[Given entries start]
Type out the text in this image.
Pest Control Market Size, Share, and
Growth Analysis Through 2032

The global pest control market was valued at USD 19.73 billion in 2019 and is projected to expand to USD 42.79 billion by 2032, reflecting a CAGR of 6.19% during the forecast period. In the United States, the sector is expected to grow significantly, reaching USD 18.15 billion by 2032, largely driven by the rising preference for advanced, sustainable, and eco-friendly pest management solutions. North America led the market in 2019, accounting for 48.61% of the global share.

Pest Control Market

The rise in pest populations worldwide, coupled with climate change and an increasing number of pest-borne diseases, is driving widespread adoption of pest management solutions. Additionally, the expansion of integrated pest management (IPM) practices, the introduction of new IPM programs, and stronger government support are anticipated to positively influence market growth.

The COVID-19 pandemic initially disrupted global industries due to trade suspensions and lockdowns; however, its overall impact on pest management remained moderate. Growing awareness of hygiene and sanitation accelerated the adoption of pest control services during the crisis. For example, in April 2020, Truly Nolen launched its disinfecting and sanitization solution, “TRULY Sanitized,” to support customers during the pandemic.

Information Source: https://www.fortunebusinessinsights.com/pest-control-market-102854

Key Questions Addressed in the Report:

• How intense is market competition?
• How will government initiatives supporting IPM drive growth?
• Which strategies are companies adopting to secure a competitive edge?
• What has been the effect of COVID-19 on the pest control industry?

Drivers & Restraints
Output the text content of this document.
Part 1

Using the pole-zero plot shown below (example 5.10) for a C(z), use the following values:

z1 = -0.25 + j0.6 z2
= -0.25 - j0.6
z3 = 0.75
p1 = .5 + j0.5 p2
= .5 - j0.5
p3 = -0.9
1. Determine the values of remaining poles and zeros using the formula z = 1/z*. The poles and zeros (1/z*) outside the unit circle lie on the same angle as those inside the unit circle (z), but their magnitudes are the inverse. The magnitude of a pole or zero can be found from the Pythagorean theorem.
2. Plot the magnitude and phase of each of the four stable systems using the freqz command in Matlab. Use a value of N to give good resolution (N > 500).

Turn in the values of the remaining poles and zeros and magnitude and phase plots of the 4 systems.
[Given entries end]
The task: Make an exact copy of the listing, including every line.

Output of the exercise:
Type out the text in this image.
Pest Control Market Size, Share, and
Growth Analysis Through 2032

The global pest control market was valued at USD 19.73 billion in 2019 and is projected to expand to USD 42.79 billion by 2032, reflecting a CAGR of 6.19% during the forecast period. In the United States, the sector is expected to grow significantly, reaching USD 18.15 billion by 2032, largely driven by the rising preference for advanced, sustainable, and eco-friendly pest management solutions. North America led the market in 2019, accounting for 48.61% of the global share.

Pest Control Market

The rise in pest populations worldwide, coupled with climate change and an increasing number of pest-borne diseases, is driving widespread adoption of pest management solutions. Additionally, the expansion of integrated pest management (IPM) practices, the introduction of new IPM programs, and stronger government support are anticipated to positively influence market growth.

The COVID-19 pandemic initially disrupted global industries due to trade suspensions and lockdowns; however, its overall impact on pest management remained moderate. Growing awareness of hygiene and sanitation accelerated the adoption of pest control services during the crisis. For example, in April 2020, Truly Nolen launched its disinfecting and sanitization solution, “TRULY Sanitized,” to support customers during the pandemic.

Information Source: https://www.fortunebusinessinsights.com/pest-control-market-102854

Key Questions Addressed in the Report:

• How intense is market competition?
• How will government initiatives supporting IPM drive growth?
• Which strategies are companies adopting to secure a competitive edge?
• What has been the effect of COVID-19 on the pest control industry?

Drivers & Restraints
Output the text content of this document.
Part 1

Using the pole-zero plot shown below (example 5.10) for a C(z), use the following values:

z1 = -0.25 + j0.6 z2
= -0.25 - j0.6
z3 = 0.75
p1 = .5 + j0.5 p2
= .5 - j0.5
p3 = -0.9
1. Determine the values of remaining poles and zeros using the formula z = 1/z*. The poles and zeros (1/z*) outside the unit circle lie on the same angle as those inside the unit circle (z), but their magnitudes are the inverse. The magnitude of a pole or zero can be found from the Pythagorean theorem.
2. Plot the magnitude and phase of each of the four stable systems using the freqz command in Matlab. Use a value of N to give good resolution (N > 500).

Turn in the values of the remaining poles and zeros and magnitude and phase plots of the 4 systems.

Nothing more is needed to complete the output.